═══ Records shown
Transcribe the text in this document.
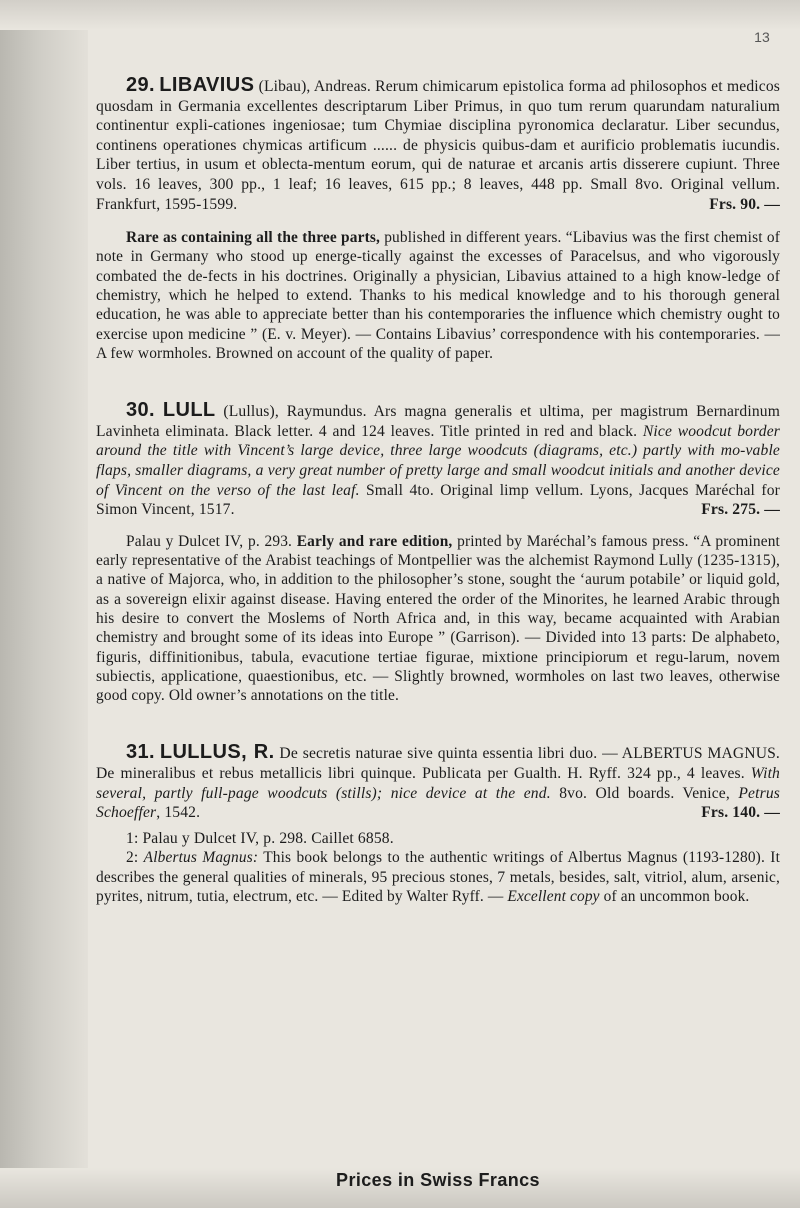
13

29. LIBAVIUS (Libau), Andreas. Rerum chimicarum epistolica forma ad philosophos et medicos quosdam in Germania excellentes descriptarum Liber Primus, in quo tum rerum quarundam naturalium continentur expli-cationes ingeniosae; tum Chymiae disciplina pyronomica declaratur. Liber secundus, continens operationes chymicas artificum ...... de physicis quibus-dam et aurificio problematis iucundis. Liber tertius, in usum et oblecta-mentum eorum, qui de naturae et arcanis artis disserere cupiunt. Three vols. 16 leaves, 300 pp., 1 leaf; 16 leaves, 615 pp.; 8 leaves, 448 pp. Small 8vo. Original vellum. Frankfurt, 1595-1599.	Frs. 90. —

Rare as containing all the three parts, published in different years. “Libavius was the first chemist of note in Germany who stood up energe-tically against the excesses of Paracelsus, and who vigorously combated the de-fects in his doctrines. Originally a physician, Libavius attained to a high know-ledge of chemistry, which he helped to extend. Thanks to his medical knowledge and to his thorough general education, he was able to appreciate better than his contemporaries the influence which chemistry ought to exercise upon medicine ” (E. v. Meyer). — Contains Libavius’ correspondence with his contemporaries. — A few wormholes. Browned on account of the quality of paper.

30. LULL (Lullus), Raymundus. Ars magna generalis et ultima, per magistrum Bernardinum Lavinheta eliminata. Black letter. 4 and 124 leaves. Title printed in red and black. Nice woodcut border around the title with Vincent’s large device, three large woodcuts (diagrams, etc.) partly with mo-vable flaps, smaller diagrams, a very great number of pretty large and small woodcut initials and another device of Vincent on the verso of the last leaf. Small 4to. Original limp vellum. Lyons, Jacques Maréchal for Simon Vincent, 1517.	Frs. 275. —

Palau y Dulcet IV, p. 293. Early and rare edition, printed by Maréchal’s famous press. “A prominent early representative of the Arabist teachings of Montpellier was the alchemist Raymond Lully (1235-1315), a native of Majorca, who, in addition to the philosopher’s stone, sought the ‘aurum potabile’ or liquid gold, as a sovereign elixir against disease. Having entered the order of the Minorites, he learned Arabic through his desire to convert the Moslems of North Africa and, in this way, became acquainted with Arabian chemistry and brought some of its ideas into Europe ” (Garrison). — Divided into 13 parts: De alphabeto, figuris, diffinitionibus, tabula, evacutione tertiae figurae, mixtione principiorum et regu-larum, novem subiectis, applicatione, quaestionibus, etc. — Slightly browned, wormholes on last two leaves, otherwise good copy. Old owner’s annotations on the title.

31. LULLUS, R. De secretis naturae sive quinta essentia libri duo. — ALBERTUS MAGNUS. De mineralibus et rebus metallicis libri quinque. Publicata per Gualth. H. Ryff. 324 pp., 4 leaves. With several, partly full-page woodcuts (stills); nice device at the end. 8vo. Old boards. Venice, Petrus Schoeffer, 1542.	Frs. 140. —

1: Palau y Dulcet IV, p. 298. Caillet 6858.

2: Albertus Magnus: This book belongs to the authentic writings of Albertus Magnus (1193-1280). It describes the general qualities of minerals, 95 precious stones, 7 metals, besides, salt, vitriol, alum, arsenic, pyrites, nitrum, tutia, electrum, etc. — Edited by Walter Ryff. — Excellent copy of an uncommon book.

Prices in Swiss Francs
══════
→ Work required
Leave out the pictures and output the rest of the material exactly as written.

→ Answer to the exercise
Transcribe the text in this document.
13

29. LIBAVIUS (Libau), Andreas. Rerum chimicarum epistolica forma ad philosophos et medicos quosdam in Germania excellentes descriptarum Liber Primus, in quo tum rerum quarundam naturalium continentur expli-cationes ingeniosae; tum Chymiae disciplina pyronomica declaratur. Liber secundus, continens operationes chymicas artificum ...... de physicis quibus-dam et aurificio problematis iucundis. Liber tertius, in usum et oblecta-mentum eorum, qui de naturae et arcanis artis disserere cupiunt. Three vols. 16 leaves, 300 pp., 1 leaf; 16 leaves, 615 pp.; 8 leaves, 448 pp. Small 8vo. Original vellum. Frankfurt, 1595-1599.	Frs. 90. —

Rare as containing all the three parts, published in different years. “Libavius was the first chemist of note in Germany who stood up energe-tically against the excesses of Paracelsus, and who vigorously combated the de-fects in his doctrines. Originally a physician, Libavius attained to a high know-ledge of chemistry, which he helped to extend. Thanks to his medical knowledge and to his thorough general education, he was able to appreciate better than his contemporaries the influence which chemistry ought to exercise upon medicine ” (E. v. Meyer). — Contains Libavius’ correspondence with his contemporaries. — A few wormholes. Browned on account of the quality of paper.

30. LULL (Lullus), Raymundus. Ars magna generalis et ultima, per magistrum Bernardinum Lavinheta eliminata. Black letter. 4 and 124 leaves. Title printed in red and black. Nice woodcut border around the title with Vincent’s large device, three large woodcuts (diagrams, etc.) partly with mo-vable flaps, smaller diagrams, a very great number of pretty large and small woodcut initials and another device of Vincent on the verso of the last leaf. Small 4to. Original limp vellum. Lyons, Jacques Maréchal for Simon Vincent, 1517.	Frs. 275. —

Palau y Dulcet IV, p. 293. Early and rare edition, printed by Maréchal’s famous press. “A prominent early representative of the Arabist teachings of Montpellier was the alchemist Raymond Lully (1235-1315), a native of Majorca, who, in addition to the philosopher’s stone, sought the ‘aurum potabile’ or liquid gold, as a sovereign elixir against disease. Having entered the order of the Minorites, he learned Arabic through his desire to convert the Moslems of North Africa and, in this way, became acquainted with Arabian chemistry and brought some of its ideas into Europe ” (Garrison). — Divided into 13 parts: De alphabeto, figuris, diffinitionibus, tabula, evacutione tertiae figurae, mixtione principiorum et regu-larum, novem subiectis, applicatione, quaestionibus, etc. — Slightly browned, wormholes on last two leaves, otherwise good copy. Old owner’s annotations on the title.

31. LULLUS, R. De secretis naturae sive quinta essentia libri duo. — ALBERTUS MAGNUS. De mineralibus et rebus metallicis libri quinque. Publicata per Gualth. H. Ryff. 324 pp., 4 leaves. With several, partly full-page woodcuts (stills); nice device at the end. 8vo. Old boards. Venice, Petrus Schoeffer, 1542.	Frs. 140. —

1: Palau y Dulcet IV, p. 298. Caillet 6858.

2: Albertus Magnus: This book belongs to the authentic writings of Albertus Magnus (1193-1280). It describes the general qualities of minerals, 95 precious stones, 7 metals, besides, salt, vitriol, alum, arsenic, pyrites, nitrum, tutia, electrum, etc. — Edited by Walter Ryff. — Excellent copy of an uncommon book.

Prices in Swiss Francs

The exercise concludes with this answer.